(Dataset entries)

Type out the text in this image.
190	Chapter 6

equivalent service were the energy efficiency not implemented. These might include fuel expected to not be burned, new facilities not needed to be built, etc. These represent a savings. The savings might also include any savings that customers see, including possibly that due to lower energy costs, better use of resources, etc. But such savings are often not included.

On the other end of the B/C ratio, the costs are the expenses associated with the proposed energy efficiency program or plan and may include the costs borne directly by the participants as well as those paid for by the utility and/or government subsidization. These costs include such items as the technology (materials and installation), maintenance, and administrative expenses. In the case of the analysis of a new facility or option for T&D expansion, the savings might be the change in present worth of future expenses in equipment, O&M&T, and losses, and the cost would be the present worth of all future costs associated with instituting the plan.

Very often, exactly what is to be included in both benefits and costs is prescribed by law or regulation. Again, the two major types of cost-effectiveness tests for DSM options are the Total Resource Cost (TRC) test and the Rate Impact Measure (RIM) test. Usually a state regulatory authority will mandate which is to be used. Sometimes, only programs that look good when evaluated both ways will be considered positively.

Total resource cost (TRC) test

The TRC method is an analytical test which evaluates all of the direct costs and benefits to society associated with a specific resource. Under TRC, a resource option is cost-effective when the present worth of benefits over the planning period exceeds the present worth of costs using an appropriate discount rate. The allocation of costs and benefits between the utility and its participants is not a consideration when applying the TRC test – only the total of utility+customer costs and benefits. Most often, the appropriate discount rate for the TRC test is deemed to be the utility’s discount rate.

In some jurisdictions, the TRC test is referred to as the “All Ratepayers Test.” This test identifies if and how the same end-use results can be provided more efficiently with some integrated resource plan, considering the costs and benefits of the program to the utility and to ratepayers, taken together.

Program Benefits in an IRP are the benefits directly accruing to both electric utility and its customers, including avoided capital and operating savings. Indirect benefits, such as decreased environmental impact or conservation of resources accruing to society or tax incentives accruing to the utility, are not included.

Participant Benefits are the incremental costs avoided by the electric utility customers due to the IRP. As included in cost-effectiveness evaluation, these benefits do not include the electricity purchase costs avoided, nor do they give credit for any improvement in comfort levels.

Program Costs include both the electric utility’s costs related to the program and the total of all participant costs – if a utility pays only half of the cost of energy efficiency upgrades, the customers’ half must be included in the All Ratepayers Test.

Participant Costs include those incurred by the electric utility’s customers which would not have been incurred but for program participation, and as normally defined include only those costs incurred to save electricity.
--
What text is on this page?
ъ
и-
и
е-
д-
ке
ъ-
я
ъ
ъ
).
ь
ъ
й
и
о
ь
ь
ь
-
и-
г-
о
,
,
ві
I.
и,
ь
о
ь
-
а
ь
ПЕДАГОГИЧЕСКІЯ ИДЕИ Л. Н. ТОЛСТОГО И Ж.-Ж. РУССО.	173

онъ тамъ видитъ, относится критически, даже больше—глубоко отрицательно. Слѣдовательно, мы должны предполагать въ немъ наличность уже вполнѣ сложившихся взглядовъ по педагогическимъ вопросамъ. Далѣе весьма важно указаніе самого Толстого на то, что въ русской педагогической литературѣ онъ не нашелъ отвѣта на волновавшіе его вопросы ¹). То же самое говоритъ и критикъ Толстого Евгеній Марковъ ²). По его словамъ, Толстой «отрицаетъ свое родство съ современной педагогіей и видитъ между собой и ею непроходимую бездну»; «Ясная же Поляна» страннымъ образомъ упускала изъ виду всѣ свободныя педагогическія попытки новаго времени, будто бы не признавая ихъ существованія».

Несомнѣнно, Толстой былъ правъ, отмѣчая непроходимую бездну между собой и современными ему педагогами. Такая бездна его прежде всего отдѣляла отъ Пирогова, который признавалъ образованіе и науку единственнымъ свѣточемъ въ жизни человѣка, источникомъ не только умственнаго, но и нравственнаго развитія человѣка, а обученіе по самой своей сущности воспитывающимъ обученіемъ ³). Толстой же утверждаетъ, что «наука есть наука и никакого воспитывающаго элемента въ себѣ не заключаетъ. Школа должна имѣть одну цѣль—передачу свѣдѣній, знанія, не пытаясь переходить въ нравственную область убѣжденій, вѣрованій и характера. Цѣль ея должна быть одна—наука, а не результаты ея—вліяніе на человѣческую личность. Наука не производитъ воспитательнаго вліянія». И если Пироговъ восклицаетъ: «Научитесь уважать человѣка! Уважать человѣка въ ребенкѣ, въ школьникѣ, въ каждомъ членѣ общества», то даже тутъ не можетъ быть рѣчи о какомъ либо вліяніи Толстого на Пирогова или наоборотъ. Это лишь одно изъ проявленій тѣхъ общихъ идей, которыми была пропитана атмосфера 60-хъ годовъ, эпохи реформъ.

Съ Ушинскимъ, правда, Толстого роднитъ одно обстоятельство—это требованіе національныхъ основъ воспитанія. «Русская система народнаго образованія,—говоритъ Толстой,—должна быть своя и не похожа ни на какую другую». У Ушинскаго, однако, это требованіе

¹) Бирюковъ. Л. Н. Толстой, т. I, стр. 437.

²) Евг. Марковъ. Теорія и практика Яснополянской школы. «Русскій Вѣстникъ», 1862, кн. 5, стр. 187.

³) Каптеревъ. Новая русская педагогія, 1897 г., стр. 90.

▶ _Short task_: Across all the entries, count the lines that contain the word "which" and give the number by itself.

▶ _Correct result_: 3